### WHAT THIS TASK INVOLVES
Repeat the records below exactly.

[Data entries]
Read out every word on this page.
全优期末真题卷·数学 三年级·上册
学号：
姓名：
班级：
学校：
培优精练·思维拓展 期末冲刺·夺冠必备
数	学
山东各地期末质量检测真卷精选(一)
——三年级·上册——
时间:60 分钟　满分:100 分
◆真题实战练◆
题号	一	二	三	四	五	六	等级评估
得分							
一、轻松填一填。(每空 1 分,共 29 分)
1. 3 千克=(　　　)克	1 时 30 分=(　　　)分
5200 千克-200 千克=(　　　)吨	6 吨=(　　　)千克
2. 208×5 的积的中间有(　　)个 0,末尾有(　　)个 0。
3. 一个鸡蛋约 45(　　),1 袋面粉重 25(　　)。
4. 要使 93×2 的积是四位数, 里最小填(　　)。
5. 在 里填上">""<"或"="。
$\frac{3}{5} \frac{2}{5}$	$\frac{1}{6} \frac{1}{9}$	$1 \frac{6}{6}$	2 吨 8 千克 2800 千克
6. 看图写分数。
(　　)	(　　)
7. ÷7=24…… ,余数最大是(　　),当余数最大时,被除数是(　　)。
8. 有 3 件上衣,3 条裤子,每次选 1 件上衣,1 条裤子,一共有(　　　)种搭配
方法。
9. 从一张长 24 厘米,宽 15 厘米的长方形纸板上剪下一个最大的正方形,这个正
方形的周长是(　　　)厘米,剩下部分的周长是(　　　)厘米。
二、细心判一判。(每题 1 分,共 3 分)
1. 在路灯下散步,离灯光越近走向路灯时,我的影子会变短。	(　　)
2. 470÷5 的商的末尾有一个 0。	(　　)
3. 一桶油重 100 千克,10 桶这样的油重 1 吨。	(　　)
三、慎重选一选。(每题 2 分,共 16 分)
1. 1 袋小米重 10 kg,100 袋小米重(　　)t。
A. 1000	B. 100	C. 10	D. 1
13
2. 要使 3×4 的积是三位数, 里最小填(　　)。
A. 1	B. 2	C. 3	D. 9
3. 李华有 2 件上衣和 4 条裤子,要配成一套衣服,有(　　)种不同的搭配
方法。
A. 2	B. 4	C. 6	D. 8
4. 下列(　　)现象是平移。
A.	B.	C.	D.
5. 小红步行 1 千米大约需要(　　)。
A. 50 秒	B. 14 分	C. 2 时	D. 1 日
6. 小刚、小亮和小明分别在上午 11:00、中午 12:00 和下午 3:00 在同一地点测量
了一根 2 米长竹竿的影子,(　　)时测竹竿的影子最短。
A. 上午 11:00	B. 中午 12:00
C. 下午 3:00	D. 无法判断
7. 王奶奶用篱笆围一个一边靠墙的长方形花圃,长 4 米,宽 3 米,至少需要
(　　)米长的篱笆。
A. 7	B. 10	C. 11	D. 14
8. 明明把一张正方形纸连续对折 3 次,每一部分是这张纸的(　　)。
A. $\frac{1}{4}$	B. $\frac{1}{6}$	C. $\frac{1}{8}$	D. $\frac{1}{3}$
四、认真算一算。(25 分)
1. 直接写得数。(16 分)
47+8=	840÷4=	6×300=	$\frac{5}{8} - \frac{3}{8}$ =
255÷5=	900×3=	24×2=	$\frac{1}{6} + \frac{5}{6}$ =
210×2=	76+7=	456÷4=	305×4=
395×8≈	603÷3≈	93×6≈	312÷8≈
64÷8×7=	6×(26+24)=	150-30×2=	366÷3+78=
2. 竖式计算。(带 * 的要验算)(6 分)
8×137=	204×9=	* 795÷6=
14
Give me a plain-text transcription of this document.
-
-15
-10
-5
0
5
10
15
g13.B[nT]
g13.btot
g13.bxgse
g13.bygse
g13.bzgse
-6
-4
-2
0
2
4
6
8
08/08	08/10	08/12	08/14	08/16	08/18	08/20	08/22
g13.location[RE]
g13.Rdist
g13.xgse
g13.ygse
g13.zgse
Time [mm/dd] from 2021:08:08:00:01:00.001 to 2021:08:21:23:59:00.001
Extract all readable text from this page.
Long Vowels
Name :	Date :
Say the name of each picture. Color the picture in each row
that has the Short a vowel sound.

### COMPLETE ANSWER
Read out every word on this page.
全优期末真题卷·数学 三年级·上册
学号：
姓名：
班级：
学校：
培优精练·思维拓展 期末冲刺·夺冠必备
数	学
山东各地期末质量检测真卷精选(一)
——三年级·上册——
时间:60 分钟　满分:100 分
◆真题实战练◆
题号	一	二	三	四	五	六	等级评估
得分							
一、轻松填一填。(每空 1 分,共 29 分)
1. 3 千克=(　　　)克	1 时 30 分=(　　　)分
5200 千克-200 千克=(　　　)吨	6 吨=(　　　)千克
2. 208×5 的积的中间有(　　)个 0,末尾有(　　)个 0。
3. 一个鸡蛋约 45(　　),1 袋面粉重 25(　　)。
4. 要使 93×2 的积是四位数, 里最小填(　　)。
5. 在 里填上">""<"或"="。
$\frac{3}{5} \frac{2}{5}$	$\frac{1}{6} \frac{1}{9}$	$1 \frac{6}{6}$	2 吨 8 千克 2800 千克
6. 看图写分数。
(　　)	(　　)
7. ÷7=24…… ,余数最大是(　　),当余数最大时,被除数是(　　)。
8. 有 3 件上衣,3 条裤子,每次选 1 件上衣,1 条裤子,一共有(　　　)种搭配
方法。
9. 从一张长 24 厘米,宽 15 厘米的长方形纸板上剪下一个最大的正方形,这个正
方形的周长是(　　　)厘米,剩下部分的周长是(　　　)厘米。
二、细心判一判。(每题 1 分,共 3 分)
1. 在路灯下散步,离灯光越近走向路灯时,我的影子会变短。	(　　)
2. 470÷5 的商的末尾有一个 0。	(　　)
3. 一桶油重 100 千克,10 桶这样的油重 1 吨。	(　　)
三、慎重选一选。(每题 2 分,共 16 分)
1. 1 袋小米重 10 kg,100 袋小米重(　　)t。
A. 1000	B. 100	C. 10	D. 1
13
2. 要使 3×4 的积是三位数, 里最小填(　　)。
A. 1	B. 2	C. 3	D. 9
3. 李华有 2 件上衣和 4 条裤子,要配成一套衣服,有(　　)种不同的搭配
方法。
A. 2	B. 4	C. 6	D. 8
4. 下列(　　)现象是平移。
A.	B.	C.	D.
5. 小红步行 1 千米大约需要(　　)。
A. 50 秒	B. 14 分	C. 2 时	D. 1 日
6. 小刚、小亮和小明分别在上午 11:00、中午 12:00 和下午 3:00 在同一地点测量
了一根 2 米长竹竿的影子,(　　)时测竹竿的影子最短。
A. 上午 11:00	B. 中午 12:00
C. 下午 3:00	D. 无法判断
7. 王奶奶用篱笆围一个一边靠墙的长方形花圃,长 4 米,宽 3 米,至少需要
(　　)米长的篱笆。
A. 7	B. 10	C. 11	D. 14
8. 明明把一张正方形纸连续对折 3 次,每一部分是这张纸的(　　)。
A. $\frac{1}{4}$	B. $\frac{1}{6}$	C. $\frac{1}{8}$	D. $\frac{1}{3}$
四、认真算一算。(25 分)
1. 直接写得数。(16 分)
47+8=	840÷4=	6×300=	$\frac{5}{8} - \frac{3}{8}$ =
255÷5=	900×3=	24×2=	$\frac{1}{6} + \frac{5}{6}$ =
210×2=	76+7=	456÷4=	305×4=
395×8≈	603÷3≈	93×6≈	312÷8≈
64÷8×7=	6×(26+24)=	150-30×2=	366÷3+78=
2. 竖式计算。(带 * 的要验算)(6 分)
8×137=	204×9=	* 795÷6=
14
Give me a plain-text transcription of this document.
-
-15
-10
-5
0
5
10
15
g13.B[nT]
g13.btot
g13.bxgse
g13.bygse
g13.bzgse
-6
-4
-2
0
2
4
6
8
08/08	08/10	08/12	08/14	08/16	08/18	08/20	08/22
g13.location[RE]
g13.Rdist
g13.xgse
g13.ygse
g13.zgse
Time [mm/dd] from 2021:08:08:00:01:00.001 to 2021:08:21:23:59:00.001
Extract all readable text from this page.
Long Vowels
Name :	Date :
Say the name of each picture. Color the picture in each row
that has the Short a vowel sound.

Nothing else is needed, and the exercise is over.